[GOAL OF THE EXERCISE]
Return each line of the listing that contains the string "nhân".

Stored records:
>>

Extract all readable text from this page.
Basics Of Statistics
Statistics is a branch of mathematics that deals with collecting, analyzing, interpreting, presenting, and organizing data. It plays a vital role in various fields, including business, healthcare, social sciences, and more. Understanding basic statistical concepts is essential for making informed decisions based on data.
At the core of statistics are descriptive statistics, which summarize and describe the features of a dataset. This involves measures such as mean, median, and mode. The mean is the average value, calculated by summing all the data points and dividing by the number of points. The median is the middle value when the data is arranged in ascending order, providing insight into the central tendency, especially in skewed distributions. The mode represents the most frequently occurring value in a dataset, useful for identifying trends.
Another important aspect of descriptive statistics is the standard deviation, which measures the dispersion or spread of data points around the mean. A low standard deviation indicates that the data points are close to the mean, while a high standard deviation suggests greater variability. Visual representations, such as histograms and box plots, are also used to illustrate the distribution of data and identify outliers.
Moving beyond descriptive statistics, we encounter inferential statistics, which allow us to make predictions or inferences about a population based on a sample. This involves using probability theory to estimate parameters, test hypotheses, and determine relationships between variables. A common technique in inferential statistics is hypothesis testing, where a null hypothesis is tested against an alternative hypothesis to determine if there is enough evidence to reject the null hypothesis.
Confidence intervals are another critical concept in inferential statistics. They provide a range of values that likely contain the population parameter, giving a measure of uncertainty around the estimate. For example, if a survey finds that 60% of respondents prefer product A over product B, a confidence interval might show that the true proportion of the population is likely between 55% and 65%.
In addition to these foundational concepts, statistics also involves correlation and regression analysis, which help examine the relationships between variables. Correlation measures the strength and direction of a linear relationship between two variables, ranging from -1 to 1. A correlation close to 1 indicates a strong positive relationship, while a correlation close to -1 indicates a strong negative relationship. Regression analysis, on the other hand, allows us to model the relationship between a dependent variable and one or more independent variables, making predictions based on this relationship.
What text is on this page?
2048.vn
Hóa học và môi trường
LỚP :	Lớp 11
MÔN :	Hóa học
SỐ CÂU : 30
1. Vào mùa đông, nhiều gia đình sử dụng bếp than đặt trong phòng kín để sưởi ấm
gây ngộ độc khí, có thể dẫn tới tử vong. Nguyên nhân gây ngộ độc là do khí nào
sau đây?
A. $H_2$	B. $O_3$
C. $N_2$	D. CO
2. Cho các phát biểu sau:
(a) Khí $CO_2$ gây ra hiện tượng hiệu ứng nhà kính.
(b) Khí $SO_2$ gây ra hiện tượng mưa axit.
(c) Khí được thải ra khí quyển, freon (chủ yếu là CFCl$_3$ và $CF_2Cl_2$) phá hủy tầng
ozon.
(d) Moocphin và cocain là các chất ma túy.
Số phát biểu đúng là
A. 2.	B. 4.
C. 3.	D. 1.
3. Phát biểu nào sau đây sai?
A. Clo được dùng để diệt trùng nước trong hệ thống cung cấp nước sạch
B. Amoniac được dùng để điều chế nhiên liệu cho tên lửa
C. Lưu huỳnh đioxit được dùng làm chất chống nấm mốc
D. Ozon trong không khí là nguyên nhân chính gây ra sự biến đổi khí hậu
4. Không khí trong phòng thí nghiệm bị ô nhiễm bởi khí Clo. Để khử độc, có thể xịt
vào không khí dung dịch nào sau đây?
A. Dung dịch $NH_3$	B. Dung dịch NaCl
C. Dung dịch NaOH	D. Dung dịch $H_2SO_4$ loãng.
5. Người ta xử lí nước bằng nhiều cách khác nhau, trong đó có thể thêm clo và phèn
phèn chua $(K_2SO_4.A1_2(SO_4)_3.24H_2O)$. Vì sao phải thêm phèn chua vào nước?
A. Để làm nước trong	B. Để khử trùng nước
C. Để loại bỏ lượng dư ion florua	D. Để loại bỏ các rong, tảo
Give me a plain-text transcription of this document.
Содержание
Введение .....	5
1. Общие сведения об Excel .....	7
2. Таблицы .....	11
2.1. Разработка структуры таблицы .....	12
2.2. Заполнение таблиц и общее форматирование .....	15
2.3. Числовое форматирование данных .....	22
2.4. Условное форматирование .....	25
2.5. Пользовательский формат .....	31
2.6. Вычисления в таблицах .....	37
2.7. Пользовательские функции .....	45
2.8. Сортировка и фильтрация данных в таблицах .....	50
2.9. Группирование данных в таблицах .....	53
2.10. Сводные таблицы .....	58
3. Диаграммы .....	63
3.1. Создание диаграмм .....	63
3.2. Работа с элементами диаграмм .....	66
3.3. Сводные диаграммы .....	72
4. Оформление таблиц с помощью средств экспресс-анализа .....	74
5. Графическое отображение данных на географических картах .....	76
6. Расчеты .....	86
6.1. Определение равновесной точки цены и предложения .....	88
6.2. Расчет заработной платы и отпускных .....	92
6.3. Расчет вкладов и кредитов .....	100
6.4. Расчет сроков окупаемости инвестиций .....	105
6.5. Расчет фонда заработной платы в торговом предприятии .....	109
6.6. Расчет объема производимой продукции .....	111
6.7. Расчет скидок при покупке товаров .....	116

<<

[EXERCISE OUTPUT]
gây ngộ độc khí, có thể dẫn tới tử vong. Nguyên nhân gây ngộ độc là do khí nào
D. Ozon trong không khí là nguyên nhân chính gây ra sự biến đổi khí hậu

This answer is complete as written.